▶ **THE PROBLEM**:
Here are some records; copy every line that holds the word "this".

▶ **RECORDS**:
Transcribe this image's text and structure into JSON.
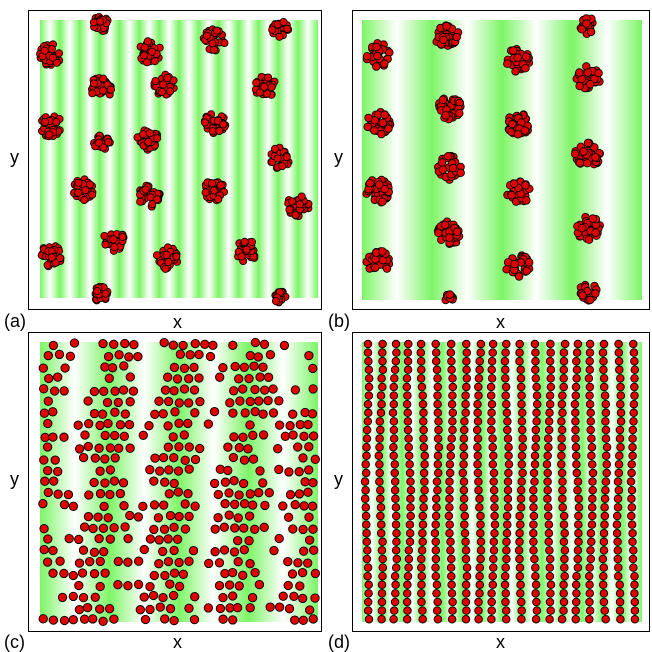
{
  "colors": {
    "stripe": "#7CF566",
    "stripe_light": "#FFFFFF",
    "particle_fill": "#E00000",
    "particle_stroke": "#000000",
    "frame": "#000000"
  },
  "panels": [
    {
      "label": "(a)",
      "xlabel": "x",
      "ylabel": "y",
      "stripe_count": 14,
      "arrangement": "clusters"
    },
    {
      "label": "(b)",
      "xlabel": "x",
      "ylabel": "y",
      "stripe_count": 4,
      "arrangement": "clusters"
    },
    {
      "label": "(c)",
      "xlabel": "x",
      "ylabel": "y",
      "stripe_count": 4,
      "arrangement": "dense bands"
    },
    {
      "label": "(d)",
      "xlabel": "x",
      "ylabel": "y",
      "stripe_count": 14,
      "arrangement": "single-file lines"
    }
  ]
}
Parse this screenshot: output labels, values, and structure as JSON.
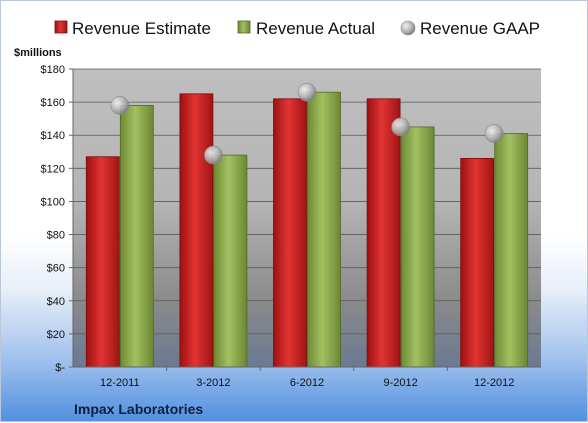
{
  "chart_data": {
    "type": "bar",
    "categories": [
      "12-2011",
      "3-2012",
      "6-2012",
      "9-2012",
      "12-2012"
    ],
    "series": [
      {
        "name": "Revenue Estimate",
        "kind": "bar",
        "values": [
          127,
          165,
          162,
          162,
          126
        ]
      },
      {
        "name": "Revenue Actual",
        "kind": "bar",
        "values": [
          158,
          128,
          166,
          145,
          141
        ]
      },
      {
        "name": "Revenue GAAP",
        "kind": "marker",
        "values": [
          158,
          128,
          166,
          145,
          141
        ]
      }
    ],
    "ylabel": "$millions",
    "ylim": [
      0,
      180
    ],
    "yticks": [
      0,
      20,
      40,
      60,
      80,
      100,
      120,
      140,
      160,
      180
    ],
    "ytick_labels": [
      "$-",
      "$20",
      "$40",
      "$60",
      "$80",
      "$100",
      "$120",
      "$140",
      "$160",
      "$180"
    ],
    "grid": true,
    "legend_position": "top",
    "colors": {
      "estimate": "#d42222",
      "actual": "#8aa84a",
      "gaap": "#a6a6a6"
    }
  },
  "footer": {
    "company": "Impax Laboratories"
  }
}
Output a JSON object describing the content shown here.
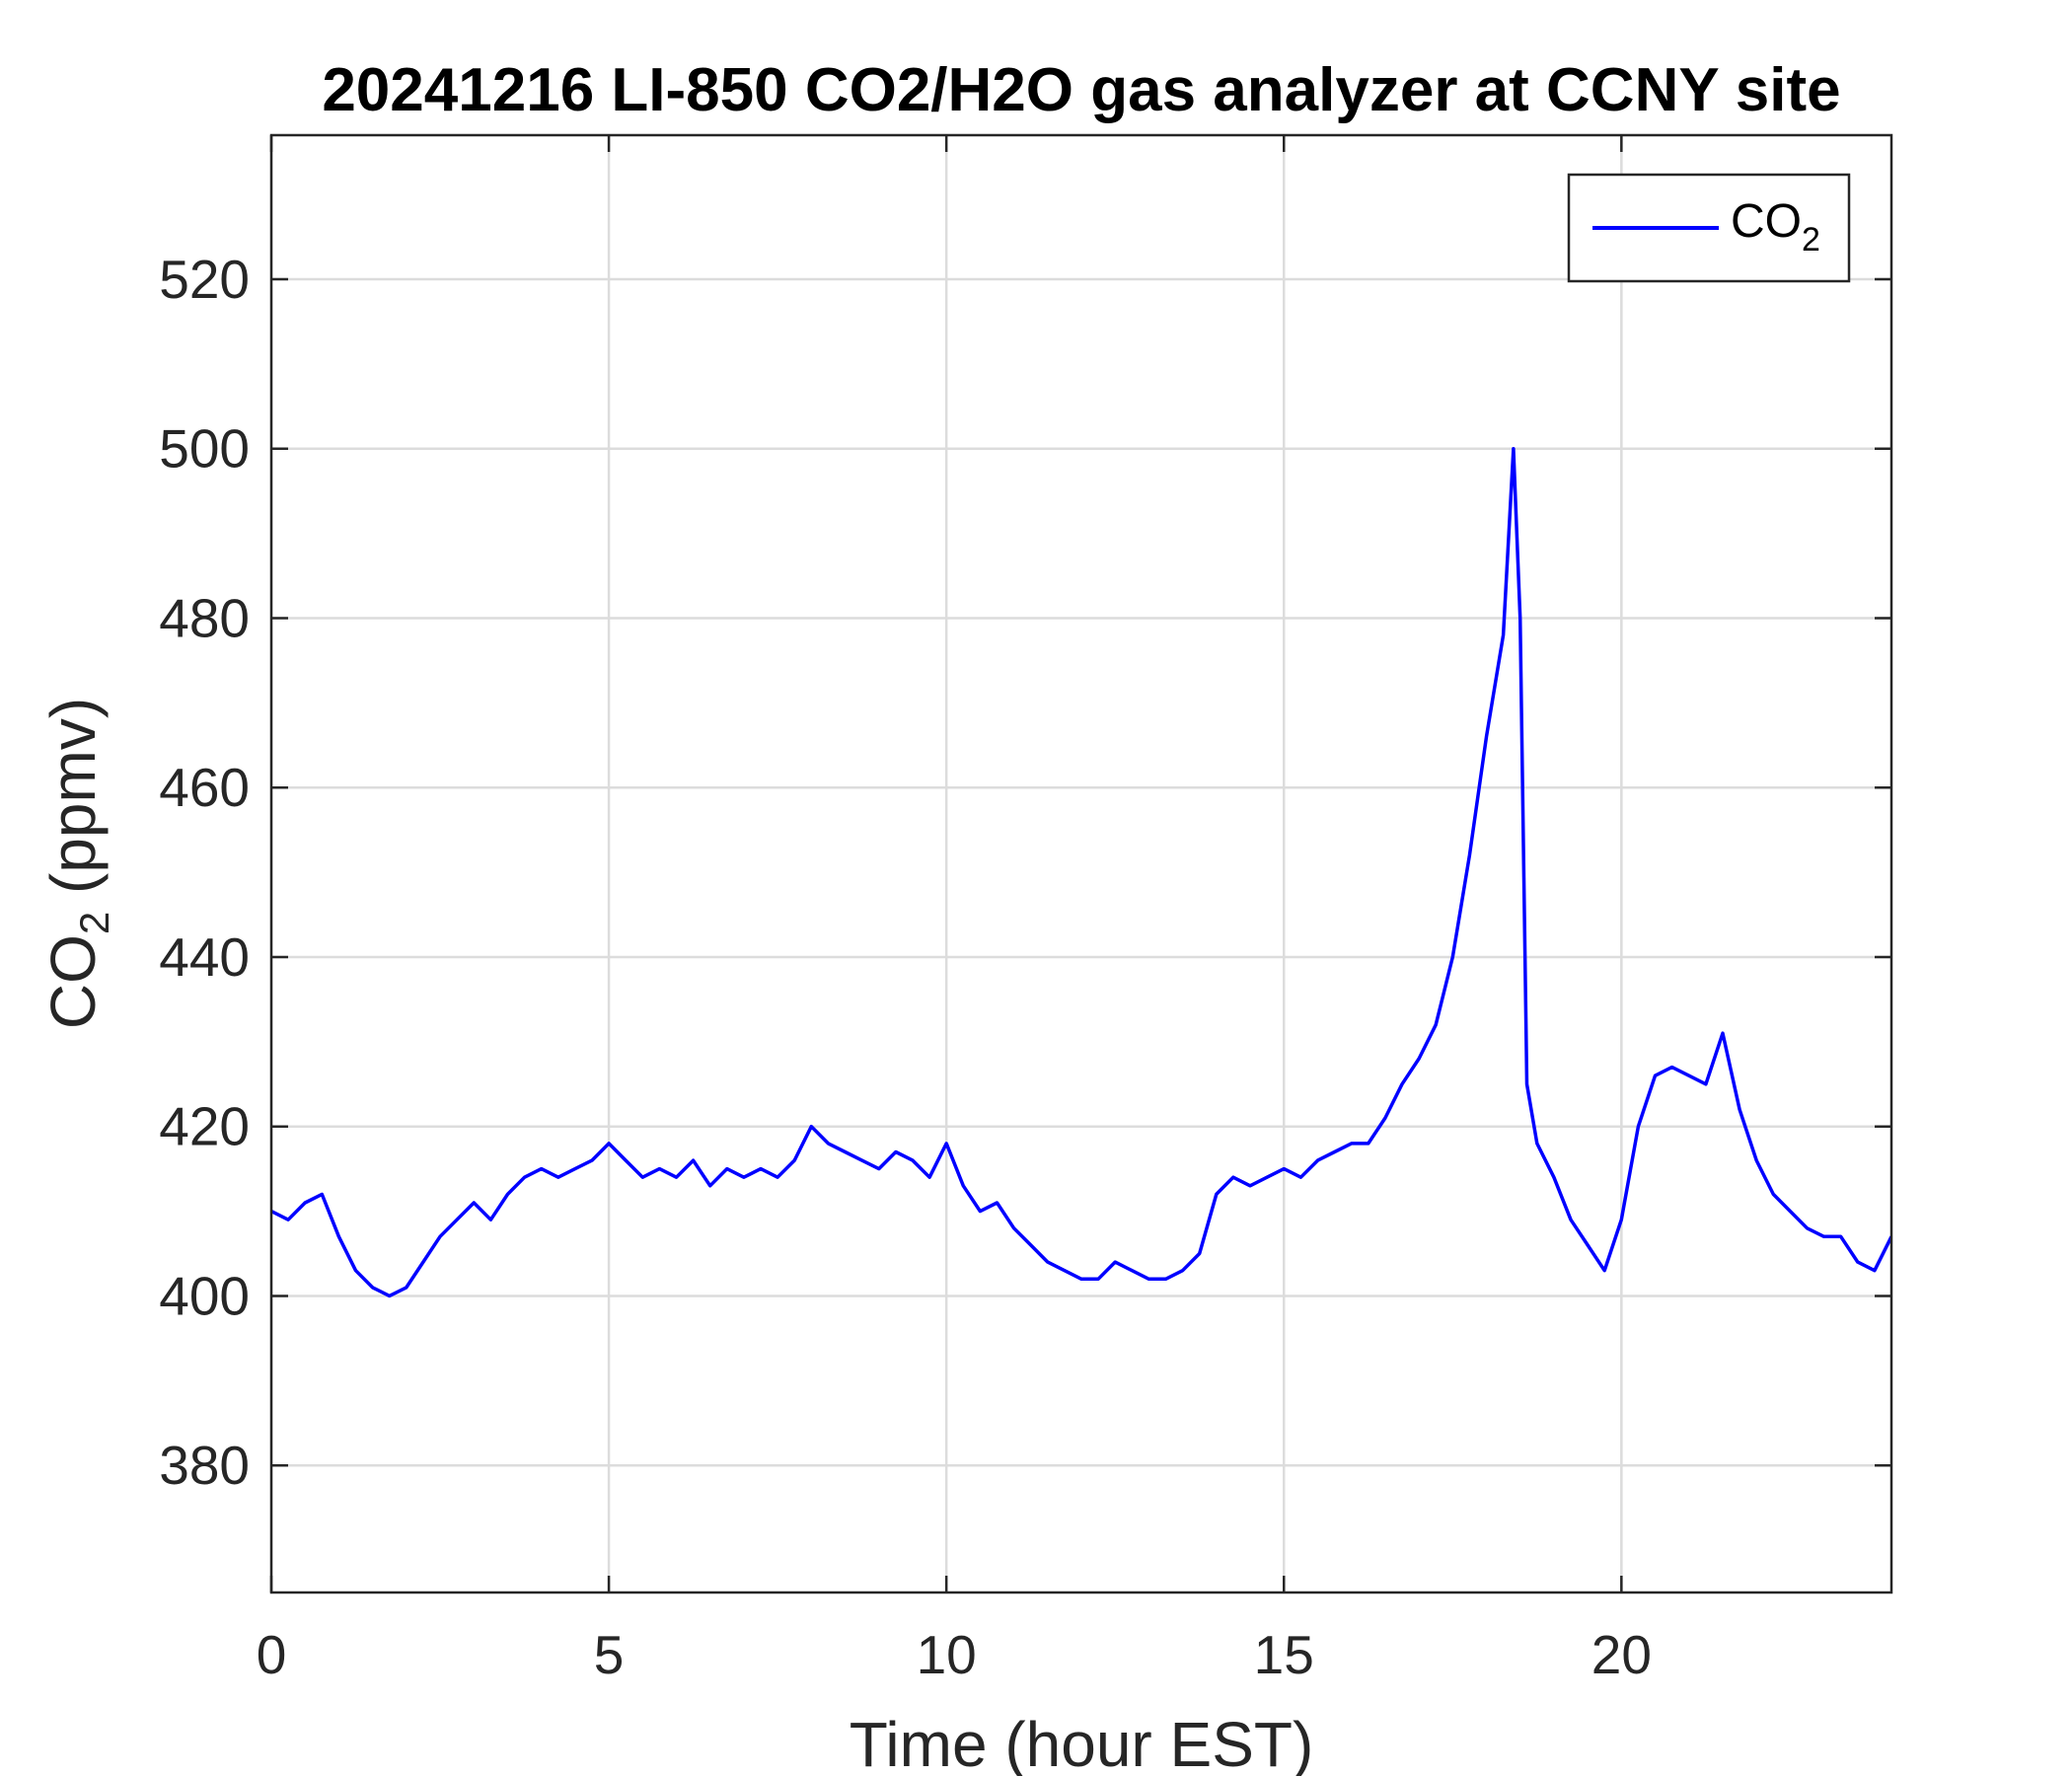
{
  "chart_data": {
    "type": "line",
    "title": "20241216 LI-850 CO2/H2O gas analyzer at CCNY site",
    "xlabel": "Time (hour EST)",
    "ylabel": {
      "base": "CO",
      "sub": "2",
      "rest": " (ppmv)"
    },
    "xlim": [
      0,
      24
    ],
    "ylim": [
      365,
      537
    ],
    "xticks": [
      0,
      5,
      10,
      15,
      20
    ],
    "yticks": [
      380,
      400,
      420,
      440,
      460,
      480,
      500,
      520
    ],
    "grid": true,
    "legend_position": "top-right",
    "series": [
      {
        "name": {
          "base": "CO",
          "sub": "2"
        },
        "color": "#0000ff",
        "x": [
          0.0,
          0.25,
          0.5,
          0.75,
          1.0,
          1.25,
          1.5,
          1.75,
          2.0,
          2.25,
          2.5,
          2.75,
          3.0,
          3.25,
          3.5,
          3.75,
          4.0,
          4.25,
          4.5,
          4.75,
          5.0,
          5.25,
          5.5,
          5.75,
          6.0,
          6.25,
          6.5,
          6.75,
          7.0,
          7.25,
          7.5,
          7.75,
          8.0,
          8.25,
          8.5,
          8.75,
          9.0,
          9.25,
          9.5,
          9.75,
          10.0,
          10.25,
          10.5,
          10.75,
          11.0,
          11.25,
          11.5,
          11.75,
          12.0,
          12.25,
          12.5,
          12.75,
          13.0,
          13.25,
          13.5,
          13.75,
          14.0,
          14.25,
          14.5,
          14.75,
          15.0,
          15.25,
          15.5,
          15.75,
          16.0,
          16.25,
          16.5,
          16.75,
          17.0,
          17.25,
          17.5,
          17.75,
          18.0,
          18.25,
          18.4,
          18.5,
          18.6,
          18.75,
          19.0,
          19.25,
          19.5,
          19.75,
          20.0,
          20.25,
          20.5,
          20.75,
          21.0,
          21.25,
          21.5,
          21.75,
          22.0,
          22.25,
          22.5,
          22.75,
          23.0,
          23.25,
          23.5,
          23.75,
          24.0
        ],
        "values": [
          410,
          409,
          411,
          412,
          407,
          403,
          401,
          400,
          401,
          404,
          407,
          409,
          411,
          409,
          412,
          414,
          415,
          414,
          415,
          416,
          418,
          416,
          414,
          415,
          414,
          416,
          413,
          415,
          414,
          415,
          414,
          416,
          420,
          418,
          417,
          416,
          415,
          417,
          416,
          414,
          418,
          413,
          410,
          411,
          408,
          406,
          404,
          403,
          402,
          402,
          404,
          403,
          402,
          402,
          403,
          405,
          412,
          414,
          413,
          414,
          415,
          414,
          416,
          417,
          418,
          418,
          421,
          425,
          428,
          432,
          440,
          452,
          466,
          478,
          500,
          480,
          425,
          418,
          414,
          409,
          406,
          403,
          409,
          420,
          426,
          427,
          426,
          425,
          431,
          422,
          416,
          412,
          410,
          408,
          407,
          407,
          404,
          403,
          407
        ]
      }
    ]
  }
}
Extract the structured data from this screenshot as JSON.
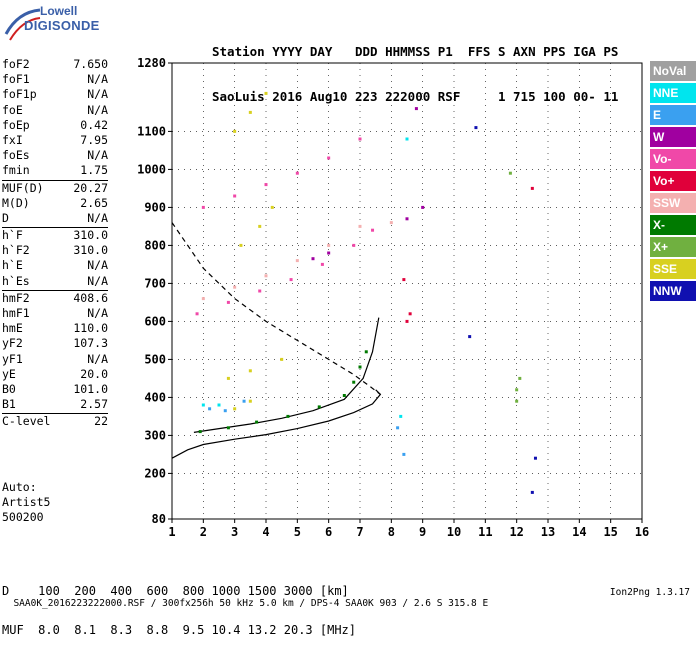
{
  "logo": {
    "line1": "Lowell",
    "line2": "DIGISONDE"
  },
  "header": {
    "line1": "Station YYYY DAY   DDD HHMMSS P1  FFS S AXN PPS IGA PS",
    "line2": "SaoLuis 2016 Aug10 223 222000 RSF     1 715 100 00- 11"
  },
  "params": {
    "group1": [
      [
        "foF2",
        "7.650"
      ],
      [
        "foF1",
        "N/A"
      ],
      [
        "foF1p",
        "N/A"
      ],
      [
        "foE",
        "N/A"
      ],
      [
        "foEp",
        "0.42"
      ],
      [
        "fxI",
        "7.95"
      ],
      [
        "foEs",
        "N/A"
      ],
      [
        "fmin",
        "1.75"
      ]
    ],
    "group2": [
      [
        "MUF(D)",
        "20.27"
      ],
      [
        "M(D)",
        "2.65"
      ],
      [
        "D",
        "N/A"
      ]
    ],
    "group3": [
      [
        "h`F",
        "310.0"
      ],
      [
        "h`F2",
        "310.0"
      ],
      [
        "h`E",
        "N/A"
      ],
      [
        "h`Es",
        "N/A"
      ]
    ],
    "group4": [
      [
        "hmF2",
        "408.6"
      ],
      [
        "hmF1",
        "N/A"
      ],
      [
        "hmE",
        "110.0"
      ],
      [
        "yF2",
        "107.3"
      ],
      [
        "yF1",
        "N/A"
      ],
      [
        "yE",
        "20.0"
      ],
      [
        "B0",
        "101.0"
      ],
      [
        "B1",
        "2.57"
      ]
    ],
    "group5": [
      [
        "C-level",
        "22"
      ]
    ]
  },
  "auto": {
    "line1": "Auto:",
    "line2": "Artist5",
    "line3": "500200"
  },
  "legend": [
    {
      "label": "NoVal",
      "bg": "#a0a0a0",
      "fg": "#ffffff"
    },
    {
      "label": "NNE",
      "bg": "#00e5ee",
      "fg": "#ffffff"
    },
    {
      "label": "E",
      "bg": "#3aa0f0",
      "fg": "#ffffff"
    },
    {
      "label": "W",
      "bg": "#a000a0",
      "fg": "#ffffff"
    },
    {
      "label": "Vo-",
      "bg": "#f048a8",
      "fg": "#ffffff"
    },
    {
      "label": "Vo+",
      "bg": "#e0003a",
      "fg": "#ffffff"
    },
    {
      "label": "SSW",
      "bg": "#f4b0b0",
      "fg": "#ffffff"
    },
    {
      "label": "X-",
      "bg": "#007a00",
      "fg": "#ffffff"
    },
    {
      "label": "X+",
      "bg": "#70b040",
      "fg": "#ffffff"
    },
    {
      "label": "SSE",
      "bg": "#d8d020",
      "fg": "#ffffff"
    },
    {
      "label": "NNW",
      "bg": "#1010b0",
      "fg": "#ffffff"
    }
  ],
  "muf": {
    "line1": "D    100  200  400  600  800 1000 1500 3000 [km]",
    "line2": "MUF  8.0  8.1  8.3  8.8  9.5 10.4 13.2 20.3 [MHz]"
  },
  "footer": {
    "text": "SAA0K_2016223222000.RSF / 300fx256h 50 kHz 5.0 km / DPS-4 SAA0K 903 / 2.6 S 315.8 E",
    "version": "Ion2Png 1.3.17"
  },
  "chart_data": {
    "type": "scatter",
    "xlim": [
      1,
      16
    ],
    "ylim": [
      80,
      1280
    ],
    "x_ticks": [
      1,
      2,
      3,
      4,
      5,
      6,
      7,
      8,
      9,
      10,
      11,
      12,
      13,
      14,
      15,
      16
    ],
    "y_ticks": [
      80,
      200,
      300,
      400,
      500,
      600,
      700,
      800,
      900,
      1000,
      1100,
      1280
    ],
    "grid": true,
    "colors": {
      "trace": "#000000",
      "dashed": "#000000"
    },
    "series": [
      {
        "type": "line",
        "points": [
          [
            1.0,
            240
          ],
          [
            1.5,
            262
          ],
          [
            2.0,
            276
          ],
          [
            3.0,
            290
          ],
          [
            4.0,
            302
          ],
          [
            5.0,
            318
          ],
          [
            6.0,
            338
          ],
          [
            6.8,
            360
          ],
          [
            7.4,
            383
          ],
          [
            7.65,
            408
          ],
          [
            7.5,
            420
          ]
        ]
      },
      {
        "type": "line",
        "dashed": true,
        "points": [
          [
            1.0,
            860
          ],
          [
            1.5,
            800
          ],
          [
            2.0,
            740
          ],
          [
            2.5,
            700
          ],
          [
            3.0,
            660
          ],
          [
            4.0,
            600
          ],
          [
            5.0,
            550
          ],
          [
            6.0,
            500
          ],
          [
            6.8,
            460
          ],
          [
            7.3,
            430
          ],
          [
            7.65,
            408
          ]
        ]
      },
      {
        "type": "line",
        "points": [
          [
            1.7,
            308
          ],
          [
            2.5,
            318
          ],
          [
            3.5,
            330
          ],
          [
            4.5,
            345
          ],
          [
            5.5,
            365
          ],
          [
            6.5,
            395
          ],
          [
            7.1,
            450
          ],
          [
            7.4,
            520
          ],
          [
            7.6,
            610
          ]
        ]
      },
      {
        "type": "scatter",
        "name": "X-",
        "color": "#007a00",
        "points": [
          [
            1.9,
            310
          ],
          [
            2.8,
            320
          ],
          [
            3.7,
            335
          ],
          [
            4.7,
            350
          ],
          [
            5.7,
            375
          ],
          [
            6.5,
            405
          ],
          [
            6.8,
            440
          ],
          [
            7.0,
            480
          ],
          [
            7.2,
            520
          ]
        ]
      },
      {
        "type": "scatter",
        "name": "Vo-",
        "color": "#f048a8",
        "points": [
          [
            1.8,
            620
          ],
          [
            2.8,
            650
          ],
          [
            3.8,
            680
          ],
          [
            4.8,
            710
          ],
          [
            5.8,
            750
          ],
          [
            6.8,
            800
          ],
          [
            7.4,
            840
          ],
          [
            2.0,
            900
          ],
          [
            3.0,
            930
          ],
          [
            4.0,
            960
          ],
          [
            5.0,
            990
          ],
          [
            6.0,
            1030
          ],
          [
            7.0,
            1080
          ]
        ]
      },
      {
        "type": "scatter",
        "name": "SSE",
        "color": "#d8d020",
        "points": [
          [
            3.0,
            1100
          ],
          [
            3.5,
            1150
          ],
          [
            4.0,
            1200
          ],
          [
            3.2,
            800
          ],
          [
            3.8,
            850
          ],
          [
            4.2,
            900
          ],
          [
            2.8,
            450
          ],
          [
            3.5,
            470
          ],
          [
            4.5,
            500
          ],
          [
            3.0,
            370
          ],
          [
            3.5,
            390
          ]
        ]
      },
      {
        "type": "scatter",
        "name": "NNE",
        "color": "#00e5ee",
        "points": [
          [
            2.0,
            380
          ],
          [
            2.5,
            380
          ],
          [
            8.3,
            350
          ],
          [
            8.5,
            1080
          ]
        ]
      },
      {
        "type": "scatter",
        "name": "E",
        "color": "#3aa0f0",
        "points": [
          [
            2.2,
            370
          ],
          [
            2.7,
            365
          ],
          [
            3.3,
            390
          ],
          [
            8.2,
            320
          ],
          [
            8.4,
            250
          ]
        ]
      },
      {
        "type": "scatter",
        "name": "W",
        "color": "#a000a0",
        "points": [
          [
            5.5,
            765
          ],
          [
            6.0,
            780
          ],
          [
            8.5,
            870
          ],
          [
            9.0,
            900
          ],
          [
            8.8,
            1160
          ]
        ]
      },
      {
        "type": "scatter",
        "name": "NNW",
        "color": "#1010b0",
        "points": [
          [
            10.7,
            1110
          ],
          [
            12.6,
            240
          ],
          [
            12.5,
            150
          ],
          [
            10.5,
            560
          ]
        ]
      },
      {
        "type": "scatter",
        "name": "X+",
        "color": "#70b040",
        "points": [
          [
            12.0,
            420
          ],
          [
            12.1,
            450
          ],
          [
            12.0,
            390
          ],
          [
            11.8,
            990
          ]
        ]
      },
      {
        "type": "scatter",
        "name": "SSW",
        "color": "#f4b0b0",
        "points": [
          [
            2.0,
            660
          ],
          [
            3.0,
            690
          ],
          [
            4.0,
            720
          ],
          [
            5.0,
            760
          ],
          [
            6.0,
            800
          ],
          [
            7.0,
            850
          ],
          [
            8.0,
            860
          ]
        ]
      },
      {
        "type": "scatter",
        "name": "Vo+",
        "color": "#e0003a",
        "points": [
          [
            8.4,
            710
          ],
          [
            8.5,
            600
          ],
          [
            8.6,
            620
          ],
          [
            12.5,
            950
          ]
        ]
      }
    ]
  }
}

▶ **TASK SOLUTION**:
Transcribe this image's text and structure into JSON.
Parse this screenshot: output labels, values, and structure as JSON.
Extract the structured data from this screenshot as JSON.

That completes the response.